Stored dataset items
★ ★ ★ ★

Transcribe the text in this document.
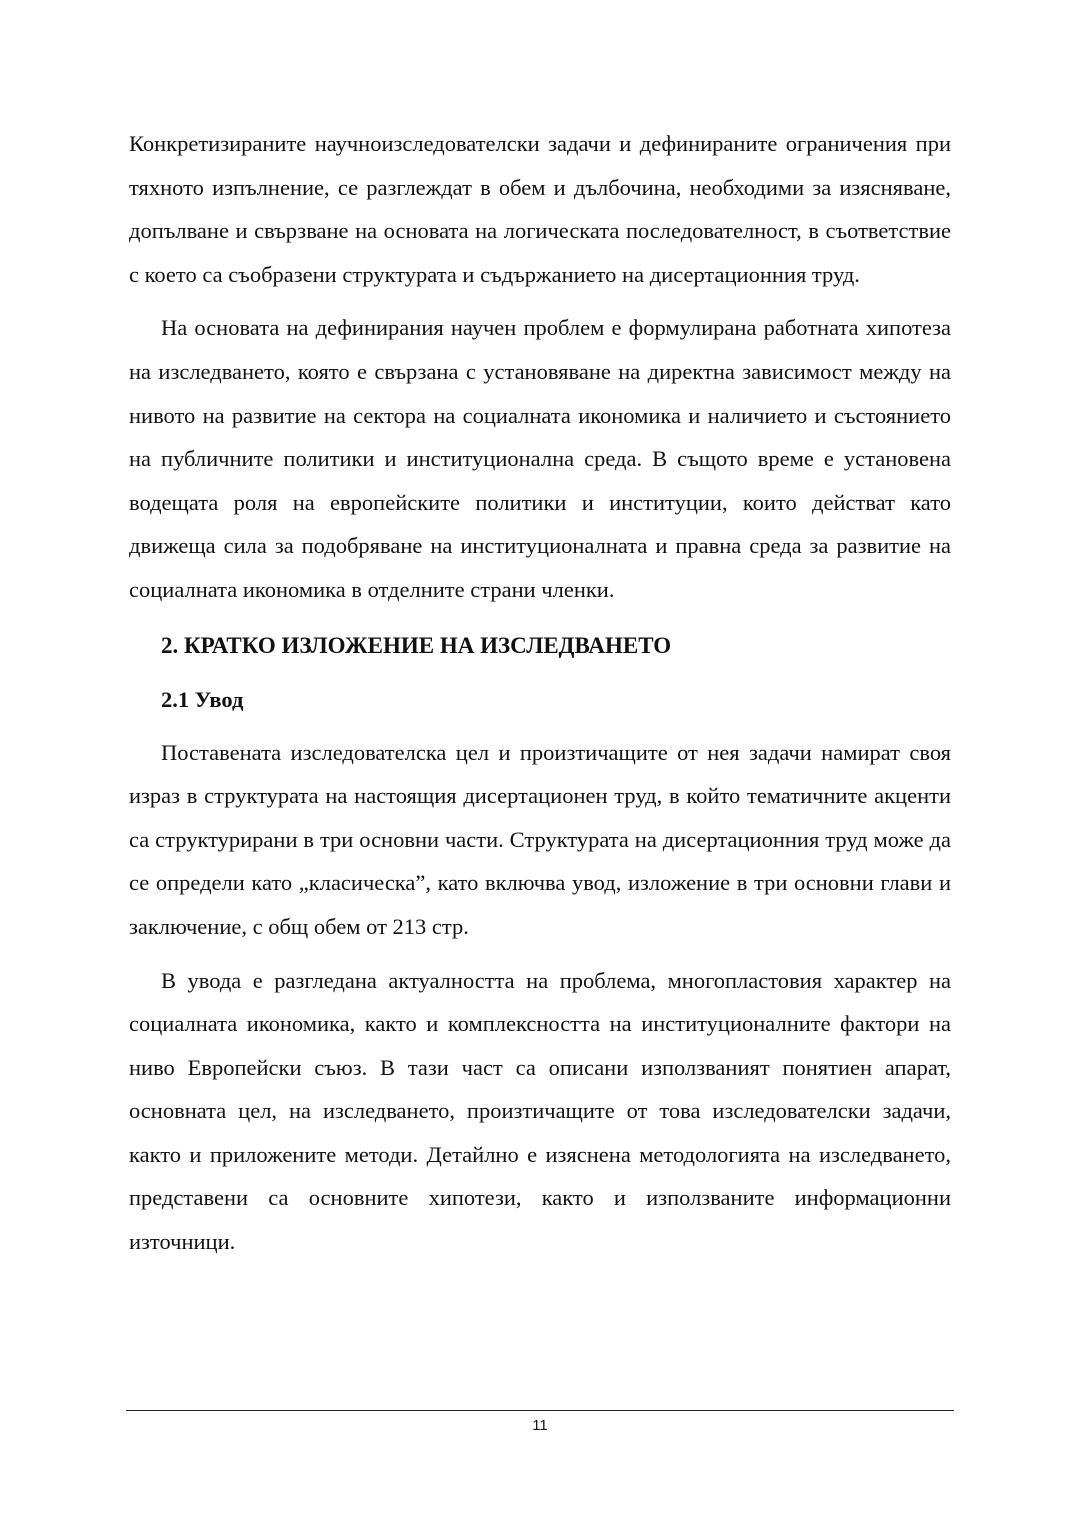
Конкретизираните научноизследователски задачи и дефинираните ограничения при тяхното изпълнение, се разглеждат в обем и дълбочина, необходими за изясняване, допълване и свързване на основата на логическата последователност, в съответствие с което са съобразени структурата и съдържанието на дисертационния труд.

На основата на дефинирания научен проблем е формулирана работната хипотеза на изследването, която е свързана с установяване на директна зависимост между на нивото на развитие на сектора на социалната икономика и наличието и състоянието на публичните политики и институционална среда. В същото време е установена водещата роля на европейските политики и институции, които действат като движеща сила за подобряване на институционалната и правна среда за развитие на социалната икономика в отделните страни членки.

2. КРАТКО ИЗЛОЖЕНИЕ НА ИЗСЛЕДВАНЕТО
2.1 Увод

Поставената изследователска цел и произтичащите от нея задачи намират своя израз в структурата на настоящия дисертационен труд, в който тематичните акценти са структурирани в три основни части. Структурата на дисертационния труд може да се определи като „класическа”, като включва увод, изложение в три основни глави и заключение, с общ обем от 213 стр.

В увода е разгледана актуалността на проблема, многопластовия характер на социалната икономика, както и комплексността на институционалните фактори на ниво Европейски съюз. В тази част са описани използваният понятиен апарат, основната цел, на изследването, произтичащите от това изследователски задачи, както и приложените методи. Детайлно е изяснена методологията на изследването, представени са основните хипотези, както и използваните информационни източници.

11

★ ★ ★ ★

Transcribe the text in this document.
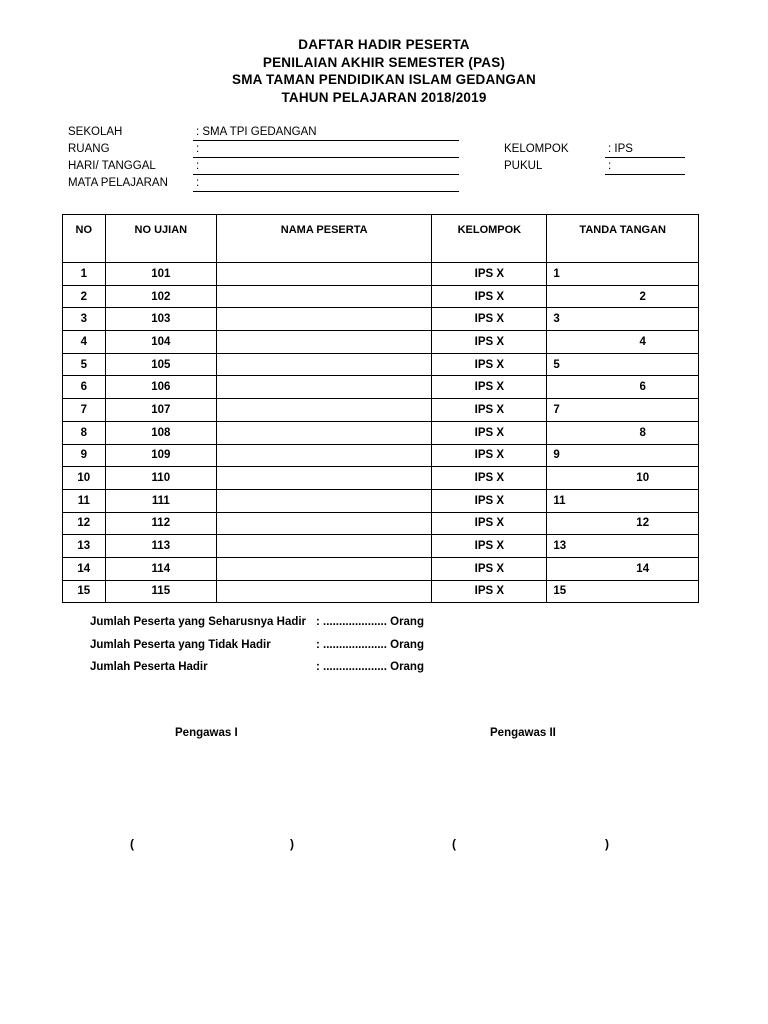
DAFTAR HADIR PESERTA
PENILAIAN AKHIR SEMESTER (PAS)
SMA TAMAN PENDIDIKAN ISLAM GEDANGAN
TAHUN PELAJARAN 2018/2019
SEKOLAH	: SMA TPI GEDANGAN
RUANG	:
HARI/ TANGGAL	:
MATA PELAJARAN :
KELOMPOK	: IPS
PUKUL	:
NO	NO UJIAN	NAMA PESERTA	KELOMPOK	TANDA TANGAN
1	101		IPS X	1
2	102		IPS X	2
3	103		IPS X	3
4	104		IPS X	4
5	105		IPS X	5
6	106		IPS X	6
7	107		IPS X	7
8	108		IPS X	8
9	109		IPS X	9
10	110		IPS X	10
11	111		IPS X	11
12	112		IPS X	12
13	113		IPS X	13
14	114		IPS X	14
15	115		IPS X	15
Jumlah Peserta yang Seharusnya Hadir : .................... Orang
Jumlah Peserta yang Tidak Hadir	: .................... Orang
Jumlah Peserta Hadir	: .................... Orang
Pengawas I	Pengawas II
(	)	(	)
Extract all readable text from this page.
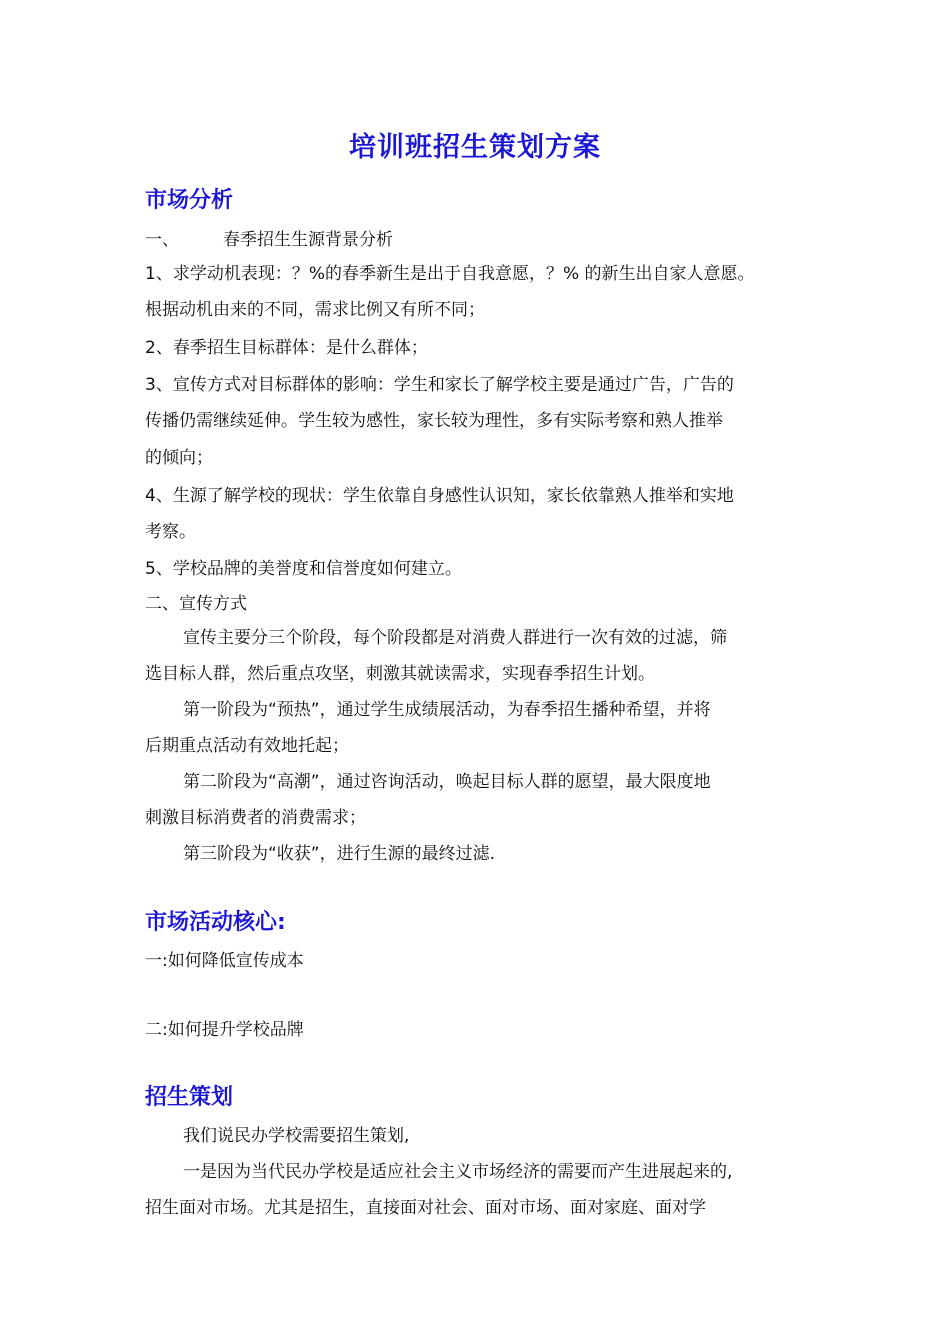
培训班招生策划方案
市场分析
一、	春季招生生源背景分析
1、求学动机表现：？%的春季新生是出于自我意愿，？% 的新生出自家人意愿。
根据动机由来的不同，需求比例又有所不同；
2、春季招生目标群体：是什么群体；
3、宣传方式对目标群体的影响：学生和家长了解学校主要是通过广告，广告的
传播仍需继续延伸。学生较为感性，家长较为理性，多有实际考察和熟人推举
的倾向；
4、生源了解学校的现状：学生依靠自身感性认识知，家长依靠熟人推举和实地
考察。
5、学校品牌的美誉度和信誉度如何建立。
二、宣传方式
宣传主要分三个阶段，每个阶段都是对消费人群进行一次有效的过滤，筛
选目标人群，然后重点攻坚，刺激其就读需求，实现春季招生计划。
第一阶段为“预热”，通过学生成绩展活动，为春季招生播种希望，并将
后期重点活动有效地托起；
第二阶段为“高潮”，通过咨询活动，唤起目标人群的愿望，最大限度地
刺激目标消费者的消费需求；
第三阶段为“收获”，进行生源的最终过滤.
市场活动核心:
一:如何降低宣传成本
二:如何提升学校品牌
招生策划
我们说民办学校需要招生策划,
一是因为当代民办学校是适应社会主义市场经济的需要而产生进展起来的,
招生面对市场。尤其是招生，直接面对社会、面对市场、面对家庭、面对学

★ ★ ★ ★

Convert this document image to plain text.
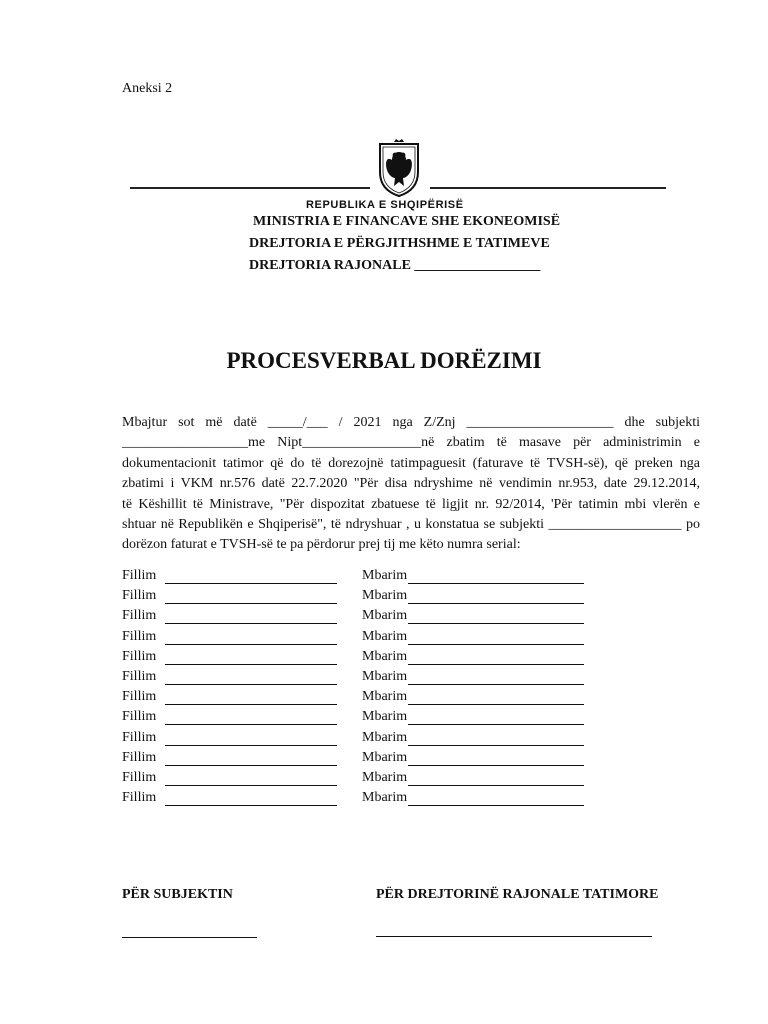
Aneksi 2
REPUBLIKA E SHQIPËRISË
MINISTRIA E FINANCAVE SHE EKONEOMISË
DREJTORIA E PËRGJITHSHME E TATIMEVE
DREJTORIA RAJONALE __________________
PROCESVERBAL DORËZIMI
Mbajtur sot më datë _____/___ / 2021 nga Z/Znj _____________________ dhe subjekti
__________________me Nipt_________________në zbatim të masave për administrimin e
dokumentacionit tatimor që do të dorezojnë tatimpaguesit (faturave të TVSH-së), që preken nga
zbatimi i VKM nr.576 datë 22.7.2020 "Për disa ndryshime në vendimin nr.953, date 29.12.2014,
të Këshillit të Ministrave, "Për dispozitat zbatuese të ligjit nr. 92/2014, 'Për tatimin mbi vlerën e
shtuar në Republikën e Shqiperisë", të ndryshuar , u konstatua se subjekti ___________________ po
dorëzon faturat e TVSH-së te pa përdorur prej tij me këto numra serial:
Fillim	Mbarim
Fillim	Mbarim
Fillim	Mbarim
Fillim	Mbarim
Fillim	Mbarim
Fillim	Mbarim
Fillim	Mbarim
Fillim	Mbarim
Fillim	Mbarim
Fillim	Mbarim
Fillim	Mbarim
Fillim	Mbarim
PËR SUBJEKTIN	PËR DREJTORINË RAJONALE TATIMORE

★ ★ ★ ★

Exercise: Each line containing "GEDANGAN" counts once; state the total number of such lines and nothing else.

Reply to the task: 2